* [What is being asked]:
Pull out from the material below all lines with "this".

* [Supplied records]:
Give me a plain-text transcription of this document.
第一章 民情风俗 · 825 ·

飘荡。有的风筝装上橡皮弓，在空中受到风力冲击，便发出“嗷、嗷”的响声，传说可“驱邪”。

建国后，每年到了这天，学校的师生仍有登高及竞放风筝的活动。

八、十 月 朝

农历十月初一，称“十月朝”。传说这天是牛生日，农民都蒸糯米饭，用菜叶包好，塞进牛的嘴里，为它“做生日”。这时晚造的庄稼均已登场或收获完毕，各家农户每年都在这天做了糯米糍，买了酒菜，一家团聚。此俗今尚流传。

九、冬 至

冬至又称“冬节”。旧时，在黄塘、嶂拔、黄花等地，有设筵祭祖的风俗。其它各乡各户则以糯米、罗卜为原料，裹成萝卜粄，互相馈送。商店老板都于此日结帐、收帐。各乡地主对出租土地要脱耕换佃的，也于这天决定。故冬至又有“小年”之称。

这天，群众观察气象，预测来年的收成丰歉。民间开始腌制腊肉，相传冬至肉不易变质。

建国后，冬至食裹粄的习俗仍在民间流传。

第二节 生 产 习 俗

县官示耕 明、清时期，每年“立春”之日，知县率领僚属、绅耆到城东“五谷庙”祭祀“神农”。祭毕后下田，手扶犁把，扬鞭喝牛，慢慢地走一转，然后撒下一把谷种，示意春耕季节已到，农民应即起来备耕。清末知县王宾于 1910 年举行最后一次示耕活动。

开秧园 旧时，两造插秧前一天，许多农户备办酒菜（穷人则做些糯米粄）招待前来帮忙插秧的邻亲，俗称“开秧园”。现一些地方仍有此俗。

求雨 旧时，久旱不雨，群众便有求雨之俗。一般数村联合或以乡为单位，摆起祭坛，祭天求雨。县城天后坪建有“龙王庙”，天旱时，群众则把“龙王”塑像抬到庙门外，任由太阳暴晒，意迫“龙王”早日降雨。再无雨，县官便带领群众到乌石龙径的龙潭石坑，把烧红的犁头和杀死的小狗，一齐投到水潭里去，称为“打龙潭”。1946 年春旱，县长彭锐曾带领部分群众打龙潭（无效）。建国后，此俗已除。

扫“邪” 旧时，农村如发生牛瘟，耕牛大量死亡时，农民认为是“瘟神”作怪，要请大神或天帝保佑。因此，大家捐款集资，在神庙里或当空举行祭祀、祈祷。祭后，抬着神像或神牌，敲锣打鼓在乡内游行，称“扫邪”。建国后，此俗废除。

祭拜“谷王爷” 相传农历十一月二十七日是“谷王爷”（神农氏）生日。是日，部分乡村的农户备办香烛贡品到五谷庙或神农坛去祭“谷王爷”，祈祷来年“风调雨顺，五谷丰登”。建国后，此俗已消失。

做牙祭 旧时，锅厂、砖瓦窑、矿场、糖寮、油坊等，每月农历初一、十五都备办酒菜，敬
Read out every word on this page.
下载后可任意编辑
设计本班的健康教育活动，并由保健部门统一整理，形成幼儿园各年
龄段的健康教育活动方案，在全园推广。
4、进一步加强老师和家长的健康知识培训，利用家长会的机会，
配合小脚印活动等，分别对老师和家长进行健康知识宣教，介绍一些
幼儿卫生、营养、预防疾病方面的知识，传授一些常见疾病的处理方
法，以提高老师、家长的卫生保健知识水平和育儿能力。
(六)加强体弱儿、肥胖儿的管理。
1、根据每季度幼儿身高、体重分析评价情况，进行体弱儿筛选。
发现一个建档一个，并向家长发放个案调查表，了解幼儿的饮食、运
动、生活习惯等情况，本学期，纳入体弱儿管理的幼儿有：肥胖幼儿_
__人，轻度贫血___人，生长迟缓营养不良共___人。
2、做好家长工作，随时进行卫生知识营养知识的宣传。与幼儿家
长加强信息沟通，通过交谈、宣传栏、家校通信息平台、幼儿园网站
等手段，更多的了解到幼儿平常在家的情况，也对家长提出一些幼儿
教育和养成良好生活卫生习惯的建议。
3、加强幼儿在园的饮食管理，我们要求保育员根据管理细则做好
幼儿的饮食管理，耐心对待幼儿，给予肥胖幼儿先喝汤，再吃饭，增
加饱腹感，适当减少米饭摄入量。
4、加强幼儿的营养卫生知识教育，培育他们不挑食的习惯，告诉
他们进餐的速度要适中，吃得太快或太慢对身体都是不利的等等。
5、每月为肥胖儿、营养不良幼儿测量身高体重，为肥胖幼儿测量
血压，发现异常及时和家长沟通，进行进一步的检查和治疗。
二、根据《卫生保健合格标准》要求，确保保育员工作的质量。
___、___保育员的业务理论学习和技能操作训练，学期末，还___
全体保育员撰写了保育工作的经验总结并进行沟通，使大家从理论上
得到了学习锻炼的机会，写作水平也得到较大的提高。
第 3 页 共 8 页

* [Answer to the exercise]:
Give me a plain-text transcription of this document.
Read out every word on this page.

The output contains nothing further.